EXERCISE DIRECTIONS:
Reproduce the complete listing without any deviation.

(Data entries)
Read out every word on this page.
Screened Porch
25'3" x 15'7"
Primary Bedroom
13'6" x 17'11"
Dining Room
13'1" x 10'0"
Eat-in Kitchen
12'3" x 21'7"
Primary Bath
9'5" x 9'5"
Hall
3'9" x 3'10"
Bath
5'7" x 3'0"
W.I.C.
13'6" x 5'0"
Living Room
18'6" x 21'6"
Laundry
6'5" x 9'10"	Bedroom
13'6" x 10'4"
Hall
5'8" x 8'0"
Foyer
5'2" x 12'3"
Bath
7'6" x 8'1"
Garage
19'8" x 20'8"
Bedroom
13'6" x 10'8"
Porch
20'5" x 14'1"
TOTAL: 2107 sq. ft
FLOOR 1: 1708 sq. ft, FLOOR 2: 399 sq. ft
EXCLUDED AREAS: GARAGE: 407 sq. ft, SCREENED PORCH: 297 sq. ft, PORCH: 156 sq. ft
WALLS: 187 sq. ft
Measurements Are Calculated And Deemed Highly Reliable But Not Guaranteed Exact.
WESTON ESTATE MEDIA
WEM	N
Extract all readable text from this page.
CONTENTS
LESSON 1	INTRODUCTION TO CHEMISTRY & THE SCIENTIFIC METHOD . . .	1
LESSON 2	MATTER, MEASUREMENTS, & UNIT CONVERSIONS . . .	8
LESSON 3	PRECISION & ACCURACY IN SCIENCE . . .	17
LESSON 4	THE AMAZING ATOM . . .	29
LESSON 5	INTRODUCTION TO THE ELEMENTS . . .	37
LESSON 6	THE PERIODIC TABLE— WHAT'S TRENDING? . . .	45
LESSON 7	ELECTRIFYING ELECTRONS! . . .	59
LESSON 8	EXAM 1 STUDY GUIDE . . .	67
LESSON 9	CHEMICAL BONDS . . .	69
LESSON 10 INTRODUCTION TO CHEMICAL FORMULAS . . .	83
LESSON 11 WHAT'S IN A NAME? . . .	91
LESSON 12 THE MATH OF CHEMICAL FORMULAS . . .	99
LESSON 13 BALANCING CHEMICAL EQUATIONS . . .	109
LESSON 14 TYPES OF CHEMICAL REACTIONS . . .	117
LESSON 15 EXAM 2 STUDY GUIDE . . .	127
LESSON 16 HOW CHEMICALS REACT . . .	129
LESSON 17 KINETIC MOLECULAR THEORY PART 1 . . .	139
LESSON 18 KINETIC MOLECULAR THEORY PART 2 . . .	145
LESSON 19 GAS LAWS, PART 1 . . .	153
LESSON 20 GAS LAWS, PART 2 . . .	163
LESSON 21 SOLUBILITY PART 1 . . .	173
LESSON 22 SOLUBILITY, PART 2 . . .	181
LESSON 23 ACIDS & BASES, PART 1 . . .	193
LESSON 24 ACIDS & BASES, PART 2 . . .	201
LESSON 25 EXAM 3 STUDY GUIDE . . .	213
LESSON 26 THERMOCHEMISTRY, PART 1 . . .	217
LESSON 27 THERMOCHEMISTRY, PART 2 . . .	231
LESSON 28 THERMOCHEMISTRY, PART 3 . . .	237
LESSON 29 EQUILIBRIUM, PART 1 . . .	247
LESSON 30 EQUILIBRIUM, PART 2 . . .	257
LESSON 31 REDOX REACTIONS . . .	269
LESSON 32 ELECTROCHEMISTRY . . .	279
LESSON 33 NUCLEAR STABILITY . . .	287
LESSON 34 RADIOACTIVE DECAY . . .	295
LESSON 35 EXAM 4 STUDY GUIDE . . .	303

EXERCISE ANSWER:
Read out every word on this page.
Screened Porch
25'3" x 15'7"
Primary Bedroom
13'6" x 17'11"
Dining Room
13'1" x 10'0"
Eat-in Kitchen
12'3" x 21'7"
Primary Bath
9'5" x 9'5"
Hall
3'9" x 3'10"
Bath
5'7" x 3'0"
W.I.C.
13'6" x 5'0"
Living Room
18'6" x 21'6"
Laundry
6'5" x 9'10"	Bedroom
13'6" x 10'4"
Hall
5'8" x 8'0"
Foyer
5'2" x 12'3"
Bath
7'6" x 8'1"
Garage
19'8" x 20'8"
Bedroom
13'6" x 10'8"
Porch
20'5" x 14'1"
TOTAL: 2107 sq. ft
FLOOR 1: 1708 sq. ft, FLOOR 2: 399 sq. ft
EXCLUDED AREAS: GARAGE: 407 sq. ft, SCREENED PORCH: 297 sq. ft, PORCH: 156 sq. ft
WALLS: 187 sq. ft
Measurements Are Calculated And Deemed Highly Reliable But Not Guaranteed Exact.
WESTON ESTATE MEDIA
WEM	N
Extract all readable text from this page.
CONTENTS
LESSON 1	INTRODUCTION TO CHEMISTRY & THE SCIENTIFIC METHOD . . .	1
LESSON 2	MATTER, MEASUREMENTS, & UNIT CONVERSIONS . . .	8
LESSON 3	PRECISION & ACCURACY IN SCIENCE . . .	17
LESSON 4	THE AMAZING ATOM . . .	29
LESSON 5	INTRODUCTION TO THE ELEMENTS . . .	37
LESSON 6	THE PERIODIC TABLE— WHAT'S TRENDING? . . .	45
LESSON 7	ELECTRIFYING ELECTRONS! . . .	59
LESSON 8	EXAM 1 STUDY GUIDE . . .	67
LESSON 9	CHEMICAL BONDS . . .	69
LESSON 10 INTRODUCTION TO CHEMICAL FORMULAS . . .	83
LESSON 11 WHAT'S IN A NAME? . . .	91
LESSON 12 THE MATH OF CHEMICAL FORMULAS . . .	99
LESSON 13 BALANCING CHEMICAL EQUATIONS . . .	109
LESSON 14 TYPES OF CHEMICAL REACTIONS . . .	117
LESSON 15 EXAM 2 STUDY GUIDE . . .	127
LESSON 16 HOW CHEMICALS REACT . . .	129
LESSON 17 KINETIC MOLECULAR THEORY PART 1 . . .	139
LESSON 18 KINETIC MOLECULAR THEORY PART 2 . . .	145
LESSON 19 GAS LAWS, PART 1 . . .	153
LESSON 20 GAS LAWS, PART 2 . . .	163
LESSON 21 SOLUBILITY PART 1 . . .	173
LESSON 22 SOLUBILITY, PART 2 . . .	181
LESSON 23 ACIDS & BASES, PART 1 . . .	193
LESSON 24 ACIDS & BASES, PART 2 . . .	201
LESSON 25 EXAM 3 STUDY GUIDE . . .	213
LESSON 26 THERMOCHEMISTRY, PART 1 . . .	217
LESSON 27 THERMOCHEMISTRY, PART 2 . . .	231
LESSON 28 THERMOCHEMISTRY, PART 3 . . .	237
LESSON 29 EQUILIBRIUM, PART 1 . . .	247
LESSON 30 EQUILIBRIUM, PART 2 . . .	257
LESSON 31 REDOX REACTIONS . . .	269
LESSON 32 ELECTROCHEMISTRY . . .	279
LESSON 33 NUCLEAR STABILITY . . .	287
LESSON 34 RADIOACTIVE DECAY . . .	295
LESSON 35 EXAM 4 STUDY GUIDE . . .	303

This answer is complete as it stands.